◆ What needs to be done ◆
Strip the pictures and reproduce the rest of the listing exactly.

◆ Records ◆
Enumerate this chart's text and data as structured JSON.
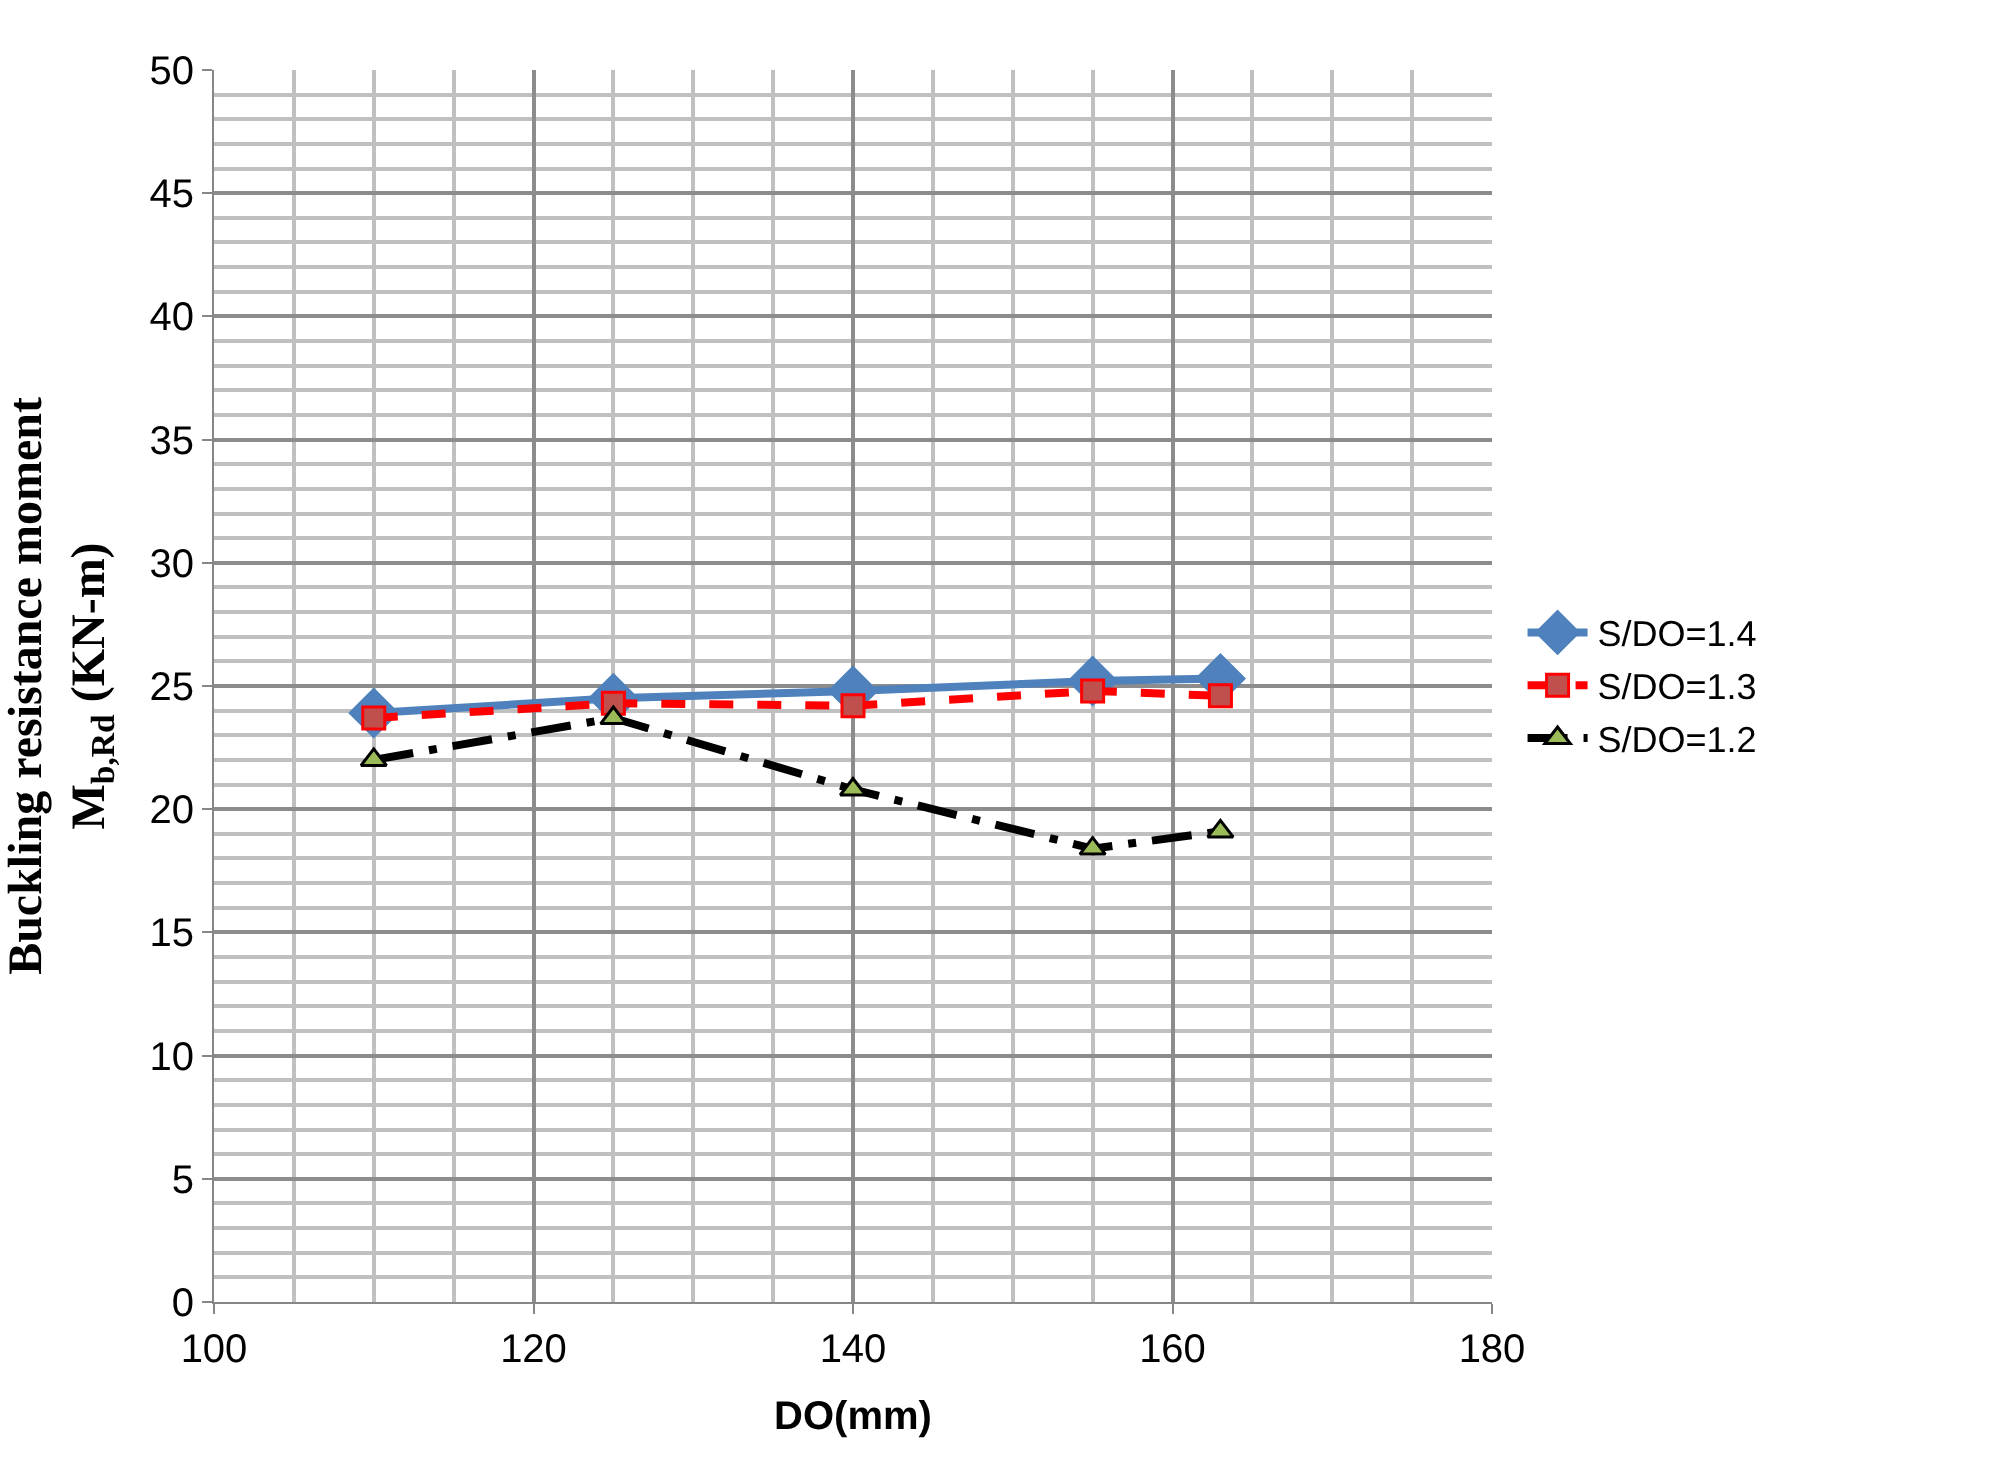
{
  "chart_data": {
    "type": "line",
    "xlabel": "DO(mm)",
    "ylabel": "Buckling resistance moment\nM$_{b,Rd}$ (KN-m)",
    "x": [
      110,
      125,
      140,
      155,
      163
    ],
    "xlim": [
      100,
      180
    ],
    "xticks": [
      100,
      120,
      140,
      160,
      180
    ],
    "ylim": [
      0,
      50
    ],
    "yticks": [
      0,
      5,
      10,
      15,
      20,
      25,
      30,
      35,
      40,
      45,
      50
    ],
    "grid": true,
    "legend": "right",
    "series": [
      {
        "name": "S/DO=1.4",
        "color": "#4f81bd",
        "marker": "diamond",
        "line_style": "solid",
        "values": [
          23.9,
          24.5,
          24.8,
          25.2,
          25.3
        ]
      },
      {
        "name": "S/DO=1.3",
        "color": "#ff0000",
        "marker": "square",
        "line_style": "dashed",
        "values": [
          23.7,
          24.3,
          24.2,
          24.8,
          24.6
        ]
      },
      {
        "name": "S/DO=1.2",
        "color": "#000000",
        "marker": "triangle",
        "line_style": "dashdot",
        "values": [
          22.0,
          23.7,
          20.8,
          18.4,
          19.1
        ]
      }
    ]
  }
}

◆ Finished task ◆
Enumerate this chart's text and data as structured JSON.
{
  "chart_data": {
    "type": "line",
    "xlabel": "DO(mm)",
    "ylabel": "Buckling resistance moment\nM$_{b,Rd}$ (KN-m)",
    "x": [
      110,
      125,
      140,
      155,
      163
    ],
    "xlim": [
      100,
      180
    ],
    "xticks": [
      100,
      120,
      140,
      160,
      180
    ],
    "ylim": [
      0,
      50
    ],
    "yticks": [
      0,
      5,
      10,
      15,
      20,
      25,
      30,
      35,
      40,
      45,
      50
    ],
    "grid": true,
    "legend": "right",
    "series": [
      {
        "name": "S/DO=1.4",
        "color": "#4f81bd",
        "marker": "diamond",
        "line_style": "solid",
        "values": [
          23.9,
          24.5,
          24.8,
          25.2,
          25.3
        ]
      },
      {
        "name": "S/DO=1.3",
        "color": "#ff0000",
        "marker": "square",
        "line_style": "dashed",
        "values": [
          23.7,
          24.3,
          24.2,
          24.8,
          24.6
        ]
      },
      {
        "name": "S/DO=1.2",
        "color": "#000000",
        "marker": "triangle",
        "line_style": "dashdot",
        "values": [
          22.0,
          23.7,
          20.8,
          18.4,
          19.1
        ]
      }
    ]
  }
}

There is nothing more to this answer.